### Given data:
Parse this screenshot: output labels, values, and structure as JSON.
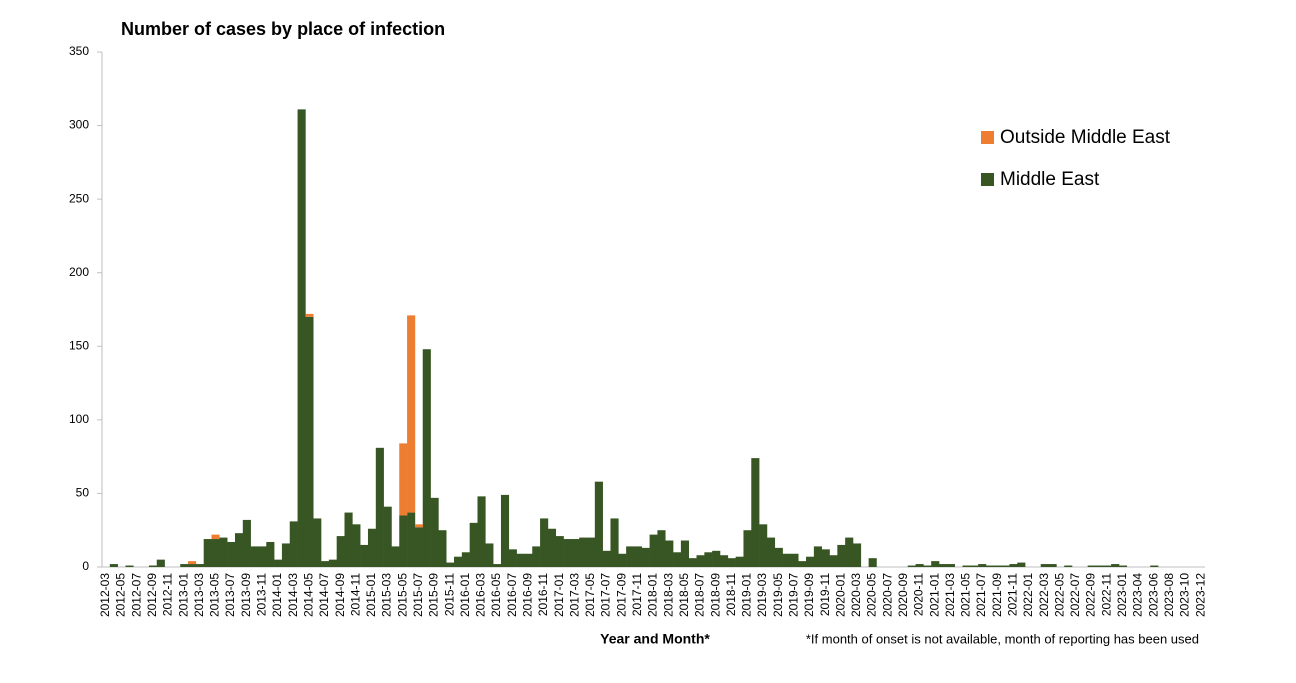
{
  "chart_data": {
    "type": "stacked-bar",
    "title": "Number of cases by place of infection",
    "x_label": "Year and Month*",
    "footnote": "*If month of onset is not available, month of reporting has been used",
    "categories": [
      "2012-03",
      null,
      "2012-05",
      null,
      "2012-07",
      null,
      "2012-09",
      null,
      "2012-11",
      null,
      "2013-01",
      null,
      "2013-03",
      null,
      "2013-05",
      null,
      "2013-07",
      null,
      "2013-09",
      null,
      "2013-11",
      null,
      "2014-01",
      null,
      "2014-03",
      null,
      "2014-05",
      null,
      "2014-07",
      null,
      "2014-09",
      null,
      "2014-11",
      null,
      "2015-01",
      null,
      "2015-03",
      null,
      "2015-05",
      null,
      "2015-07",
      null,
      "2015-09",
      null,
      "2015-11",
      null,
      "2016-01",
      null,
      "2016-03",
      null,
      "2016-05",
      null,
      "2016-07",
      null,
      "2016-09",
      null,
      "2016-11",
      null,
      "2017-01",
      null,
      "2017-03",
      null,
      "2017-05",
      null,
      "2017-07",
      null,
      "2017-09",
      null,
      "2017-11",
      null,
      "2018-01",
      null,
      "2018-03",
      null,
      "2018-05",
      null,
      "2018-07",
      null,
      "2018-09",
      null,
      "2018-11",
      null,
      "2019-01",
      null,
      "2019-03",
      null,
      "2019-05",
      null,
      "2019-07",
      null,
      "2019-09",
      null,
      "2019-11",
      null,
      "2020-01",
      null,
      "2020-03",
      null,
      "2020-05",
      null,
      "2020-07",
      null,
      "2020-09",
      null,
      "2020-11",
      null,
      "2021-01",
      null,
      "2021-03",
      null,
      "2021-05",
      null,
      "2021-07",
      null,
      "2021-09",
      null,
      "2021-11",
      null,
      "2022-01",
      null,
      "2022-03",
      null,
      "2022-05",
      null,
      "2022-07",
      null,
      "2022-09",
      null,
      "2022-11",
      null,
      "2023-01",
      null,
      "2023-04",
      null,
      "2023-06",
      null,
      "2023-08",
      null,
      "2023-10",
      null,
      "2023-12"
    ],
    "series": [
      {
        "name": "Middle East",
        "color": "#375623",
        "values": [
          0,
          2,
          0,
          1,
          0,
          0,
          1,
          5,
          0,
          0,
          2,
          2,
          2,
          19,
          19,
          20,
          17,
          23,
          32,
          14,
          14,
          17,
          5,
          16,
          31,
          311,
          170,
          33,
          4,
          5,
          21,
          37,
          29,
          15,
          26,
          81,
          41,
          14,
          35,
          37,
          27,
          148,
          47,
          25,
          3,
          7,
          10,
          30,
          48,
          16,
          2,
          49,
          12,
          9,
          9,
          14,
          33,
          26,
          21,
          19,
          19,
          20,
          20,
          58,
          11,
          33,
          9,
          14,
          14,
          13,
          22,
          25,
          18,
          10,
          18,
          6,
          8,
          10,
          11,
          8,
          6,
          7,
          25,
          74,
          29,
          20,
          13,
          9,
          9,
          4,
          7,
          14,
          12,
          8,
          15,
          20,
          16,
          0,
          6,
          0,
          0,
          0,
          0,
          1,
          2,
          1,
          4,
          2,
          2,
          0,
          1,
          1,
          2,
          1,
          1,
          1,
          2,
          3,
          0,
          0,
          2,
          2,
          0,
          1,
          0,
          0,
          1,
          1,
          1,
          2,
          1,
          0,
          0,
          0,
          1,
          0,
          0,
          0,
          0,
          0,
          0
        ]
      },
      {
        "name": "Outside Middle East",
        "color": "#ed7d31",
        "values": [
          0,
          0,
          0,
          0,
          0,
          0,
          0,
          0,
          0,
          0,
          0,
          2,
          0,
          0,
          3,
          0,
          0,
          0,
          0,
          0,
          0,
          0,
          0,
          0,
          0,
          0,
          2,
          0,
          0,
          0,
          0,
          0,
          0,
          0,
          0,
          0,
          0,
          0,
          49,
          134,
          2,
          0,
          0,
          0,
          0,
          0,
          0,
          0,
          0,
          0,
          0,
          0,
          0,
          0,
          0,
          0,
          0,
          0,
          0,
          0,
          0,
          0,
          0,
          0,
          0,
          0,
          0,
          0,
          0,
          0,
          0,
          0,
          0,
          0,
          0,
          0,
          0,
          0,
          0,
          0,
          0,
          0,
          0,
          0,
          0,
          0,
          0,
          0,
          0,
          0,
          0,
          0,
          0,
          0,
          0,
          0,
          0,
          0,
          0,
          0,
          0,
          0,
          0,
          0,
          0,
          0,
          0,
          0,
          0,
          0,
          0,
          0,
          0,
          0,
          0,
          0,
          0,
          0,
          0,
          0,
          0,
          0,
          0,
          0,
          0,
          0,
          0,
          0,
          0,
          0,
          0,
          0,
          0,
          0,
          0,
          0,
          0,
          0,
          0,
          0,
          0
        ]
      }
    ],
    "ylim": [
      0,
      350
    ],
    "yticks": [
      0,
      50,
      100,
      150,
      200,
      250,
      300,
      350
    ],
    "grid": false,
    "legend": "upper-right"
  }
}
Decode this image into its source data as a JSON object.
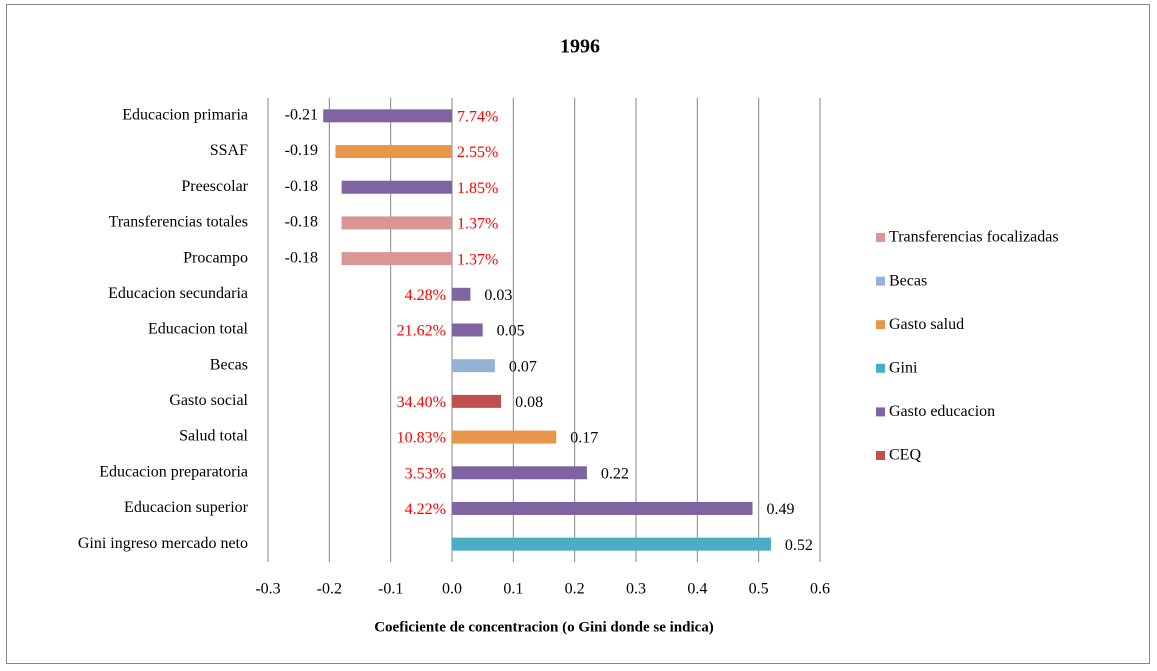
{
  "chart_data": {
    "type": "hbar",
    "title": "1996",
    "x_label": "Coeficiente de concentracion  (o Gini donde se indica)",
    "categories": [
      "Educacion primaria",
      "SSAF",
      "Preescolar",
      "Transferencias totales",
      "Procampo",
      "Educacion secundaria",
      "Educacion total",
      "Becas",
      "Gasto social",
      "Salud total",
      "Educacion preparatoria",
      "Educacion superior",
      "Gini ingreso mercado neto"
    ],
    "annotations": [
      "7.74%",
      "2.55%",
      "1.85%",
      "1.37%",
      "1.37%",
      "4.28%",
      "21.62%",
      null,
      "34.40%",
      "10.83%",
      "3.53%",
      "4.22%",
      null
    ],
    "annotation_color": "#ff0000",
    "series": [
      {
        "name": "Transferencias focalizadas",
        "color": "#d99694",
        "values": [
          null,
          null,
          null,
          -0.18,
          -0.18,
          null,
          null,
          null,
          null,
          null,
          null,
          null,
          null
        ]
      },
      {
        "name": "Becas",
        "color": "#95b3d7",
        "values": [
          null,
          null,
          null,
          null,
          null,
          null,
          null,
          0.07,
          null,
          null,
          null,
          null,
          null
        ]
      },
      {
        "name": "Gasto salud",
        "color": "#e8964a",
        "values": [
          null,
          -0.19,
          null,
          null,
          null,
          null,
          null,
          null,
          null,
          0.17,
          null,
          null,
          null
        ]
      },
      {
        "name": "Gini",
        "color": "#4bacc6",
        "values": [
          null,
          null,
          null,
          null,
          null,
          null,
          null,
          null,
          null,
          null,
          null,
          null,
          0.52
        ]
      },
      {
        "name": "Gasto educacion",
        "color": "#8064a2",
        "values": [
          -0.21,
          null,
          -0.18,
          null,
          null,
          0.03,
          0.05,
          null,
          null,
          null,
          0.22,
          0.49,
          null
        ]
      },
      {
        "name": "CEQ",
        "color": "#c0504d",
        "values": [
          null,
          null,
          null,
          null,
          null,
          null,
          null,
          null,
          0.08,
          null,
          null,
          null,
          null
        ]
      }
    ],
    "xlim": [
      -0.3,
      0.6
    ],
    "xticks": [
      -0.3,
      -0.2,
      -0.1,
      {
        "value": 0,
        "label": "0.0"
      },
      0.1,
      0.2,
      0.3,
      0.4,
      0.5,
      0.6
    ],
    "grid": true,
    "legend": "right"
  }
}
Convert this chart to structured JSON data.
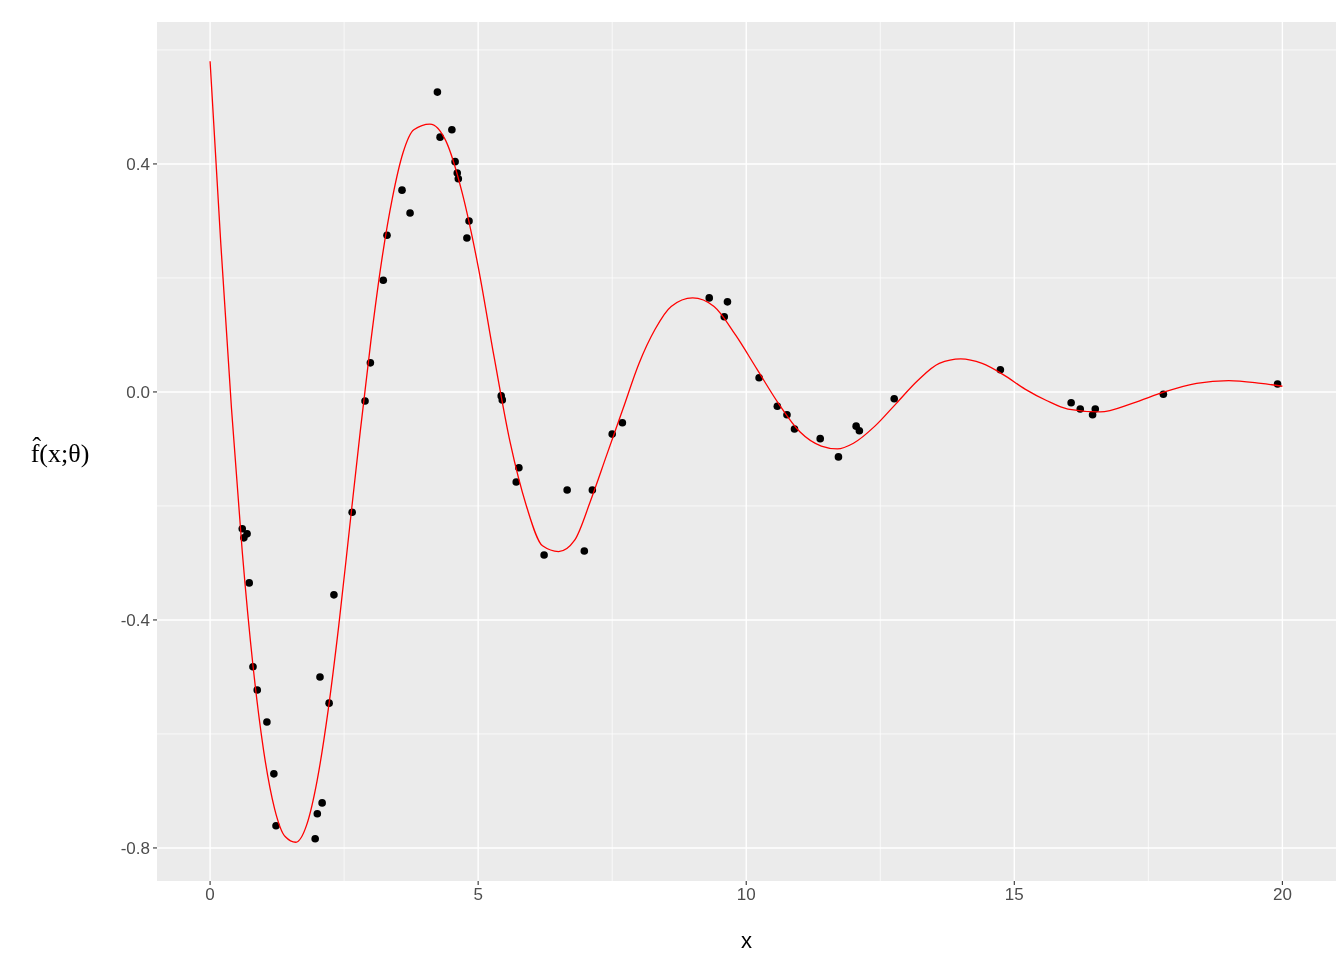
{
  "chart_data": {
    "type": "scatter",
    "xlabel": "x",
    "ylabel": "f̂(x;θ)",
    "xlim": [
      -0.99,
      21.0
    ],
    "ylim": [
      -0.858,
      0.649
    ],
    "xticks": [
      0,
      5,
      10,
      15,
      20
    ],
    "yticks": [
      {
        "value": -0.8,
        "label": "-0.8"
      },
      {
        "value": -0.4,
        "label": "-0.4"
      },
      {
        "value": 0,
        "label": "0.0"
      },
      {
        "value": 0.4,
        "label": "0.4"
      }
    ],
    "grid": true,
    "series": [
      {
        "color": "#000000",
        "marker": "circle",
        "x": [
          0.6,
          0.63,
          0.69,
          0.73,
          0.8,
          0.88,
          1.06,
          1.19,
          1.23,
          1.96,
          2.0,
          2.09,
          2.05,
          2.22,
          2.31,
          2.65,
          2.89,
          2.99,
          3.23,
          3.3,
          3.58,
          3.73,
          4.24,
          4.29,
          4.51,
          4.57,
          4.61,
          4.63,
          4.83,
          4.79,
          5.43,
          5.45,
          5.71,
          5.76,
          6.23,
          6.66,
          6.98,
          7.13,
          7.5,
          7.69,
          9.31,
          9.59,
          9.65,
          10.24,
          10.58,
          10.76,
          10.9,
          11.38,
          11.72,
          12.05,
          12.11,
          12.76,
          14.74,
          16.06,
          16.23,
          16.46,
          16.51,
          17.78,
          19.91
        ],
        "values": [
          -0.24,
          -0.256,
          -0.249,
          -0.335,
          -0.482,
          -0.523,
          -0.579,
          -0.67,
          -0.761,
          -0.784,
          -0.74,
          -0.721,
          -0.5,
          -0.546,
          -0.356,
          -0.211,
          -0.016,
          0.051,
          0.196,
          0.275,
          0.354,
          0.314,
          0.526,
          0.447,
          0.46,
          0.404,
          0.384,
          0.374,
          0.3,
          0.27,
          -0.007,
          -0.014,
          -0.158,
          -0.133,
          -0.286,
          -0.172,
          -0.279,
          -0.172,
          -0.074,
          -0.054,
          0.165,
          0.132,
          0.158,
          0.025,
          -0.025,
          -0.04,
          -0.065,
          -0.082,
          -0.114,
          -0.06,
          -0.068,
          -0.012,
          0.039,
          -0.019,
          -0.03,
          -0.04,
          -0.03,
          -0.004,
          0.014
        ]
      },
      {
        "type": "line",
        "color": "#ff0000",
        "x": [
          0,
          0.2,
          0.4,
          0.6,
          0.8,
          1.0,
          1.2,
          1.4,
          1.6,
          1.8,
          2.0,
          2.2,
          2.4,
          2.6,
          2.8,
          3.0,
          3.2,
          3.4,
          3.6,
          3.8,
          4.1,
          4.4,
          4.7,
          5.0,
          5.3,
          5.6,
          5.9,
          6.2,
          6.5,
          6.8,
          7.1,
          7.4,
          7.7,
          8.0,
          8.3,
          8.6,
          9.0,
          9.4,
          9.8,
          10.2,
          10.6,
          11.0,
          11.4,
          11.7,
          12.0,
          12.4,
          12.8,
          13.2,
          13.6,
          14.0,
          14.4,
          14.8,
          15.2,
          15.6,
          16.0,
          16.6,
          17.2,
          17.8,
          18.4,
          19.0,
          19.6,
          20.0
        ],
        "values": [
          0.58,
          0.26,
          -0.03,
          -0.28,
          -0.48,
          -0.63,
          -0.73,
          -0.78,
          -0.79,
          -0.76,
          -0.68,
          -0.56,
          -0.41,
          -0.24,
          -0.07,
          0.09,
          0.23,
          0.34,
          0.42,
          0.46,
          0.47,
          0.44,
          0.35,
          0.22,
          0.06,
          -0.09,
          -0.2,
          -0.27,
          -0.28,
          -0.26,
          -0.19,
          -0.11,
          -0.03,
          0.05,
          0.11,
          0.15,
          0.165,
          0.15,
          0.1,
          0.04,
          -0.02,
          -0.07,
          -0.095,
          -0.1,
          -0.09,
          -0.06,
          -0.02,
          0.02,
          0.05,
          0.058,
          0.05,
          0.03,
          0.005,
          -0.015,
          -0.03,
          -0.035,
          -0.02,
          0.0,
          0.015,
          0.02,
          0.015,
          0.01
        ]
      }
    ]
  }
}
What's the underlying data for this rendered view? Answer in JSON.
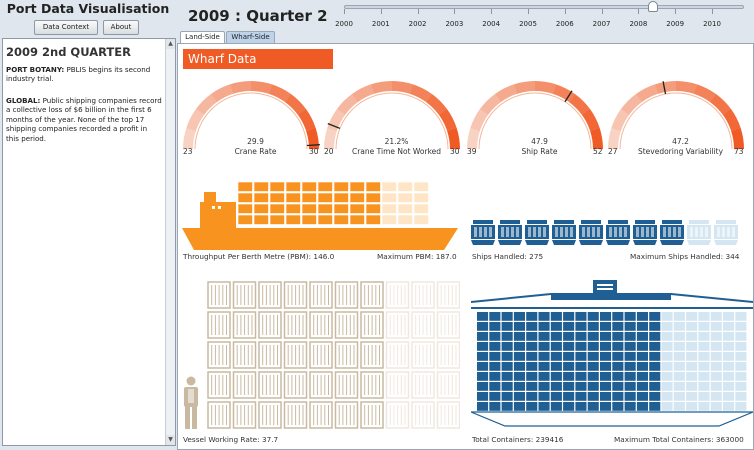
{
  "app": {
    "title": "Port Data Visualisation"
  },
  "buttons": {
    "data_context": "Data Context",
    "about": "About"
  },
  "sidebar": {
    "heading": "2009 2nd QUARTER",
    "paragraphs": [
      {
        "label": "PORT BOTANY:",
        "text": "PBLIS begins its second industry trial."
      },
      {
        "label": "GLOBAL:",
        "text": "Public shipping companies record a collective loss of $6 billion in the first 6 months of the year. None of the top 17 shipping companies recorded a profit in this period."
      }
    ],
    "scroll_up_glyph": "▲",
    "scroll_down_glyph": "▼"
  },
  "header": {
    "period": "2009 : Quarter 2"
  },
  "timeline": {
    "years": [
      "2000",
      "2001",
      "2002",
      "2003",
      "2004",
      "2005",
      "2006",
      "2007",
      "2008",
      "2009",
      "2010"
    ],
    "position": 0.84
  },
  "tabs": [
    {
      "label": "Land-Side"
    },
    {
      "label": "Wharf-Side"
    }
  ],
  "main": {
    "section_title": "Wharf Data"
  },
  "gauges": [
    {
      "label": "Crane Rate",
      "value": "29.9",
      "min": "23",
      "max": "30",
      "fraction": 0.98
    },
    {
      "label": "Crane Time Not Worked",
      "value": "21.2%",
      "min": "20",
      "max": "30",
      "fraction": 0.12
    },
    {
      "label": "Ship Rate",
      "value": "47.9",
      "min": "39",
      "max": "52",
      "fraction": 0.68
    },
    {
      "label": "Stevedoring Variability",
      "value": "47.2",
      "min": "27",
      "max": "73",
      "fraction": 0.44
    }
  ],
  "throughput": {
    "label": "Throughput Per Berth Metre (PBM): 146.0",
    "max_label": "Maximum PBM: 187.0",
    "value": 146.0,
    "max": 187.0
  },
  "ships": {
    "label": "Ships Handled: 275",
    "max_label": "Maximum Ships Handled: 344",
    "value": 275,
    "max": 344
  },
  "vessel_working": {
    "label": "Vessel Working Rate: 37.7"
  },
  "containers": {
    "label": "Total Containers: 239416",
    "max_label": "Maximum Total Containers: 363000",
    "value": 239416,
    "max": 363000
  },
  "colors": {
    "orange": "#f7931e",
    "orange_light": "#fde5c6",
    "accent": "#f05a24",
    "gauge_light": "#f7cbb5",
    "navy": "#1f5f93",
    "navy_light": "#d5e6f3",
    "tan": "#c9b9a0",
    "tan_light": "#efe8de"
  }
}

### Exercise requirements:
Track down every line with the word "Gasto" and copy it.

### Complete answer:
      "Gasto social",
        "name": "Gasto salud",
        "name": "Gasto educacion",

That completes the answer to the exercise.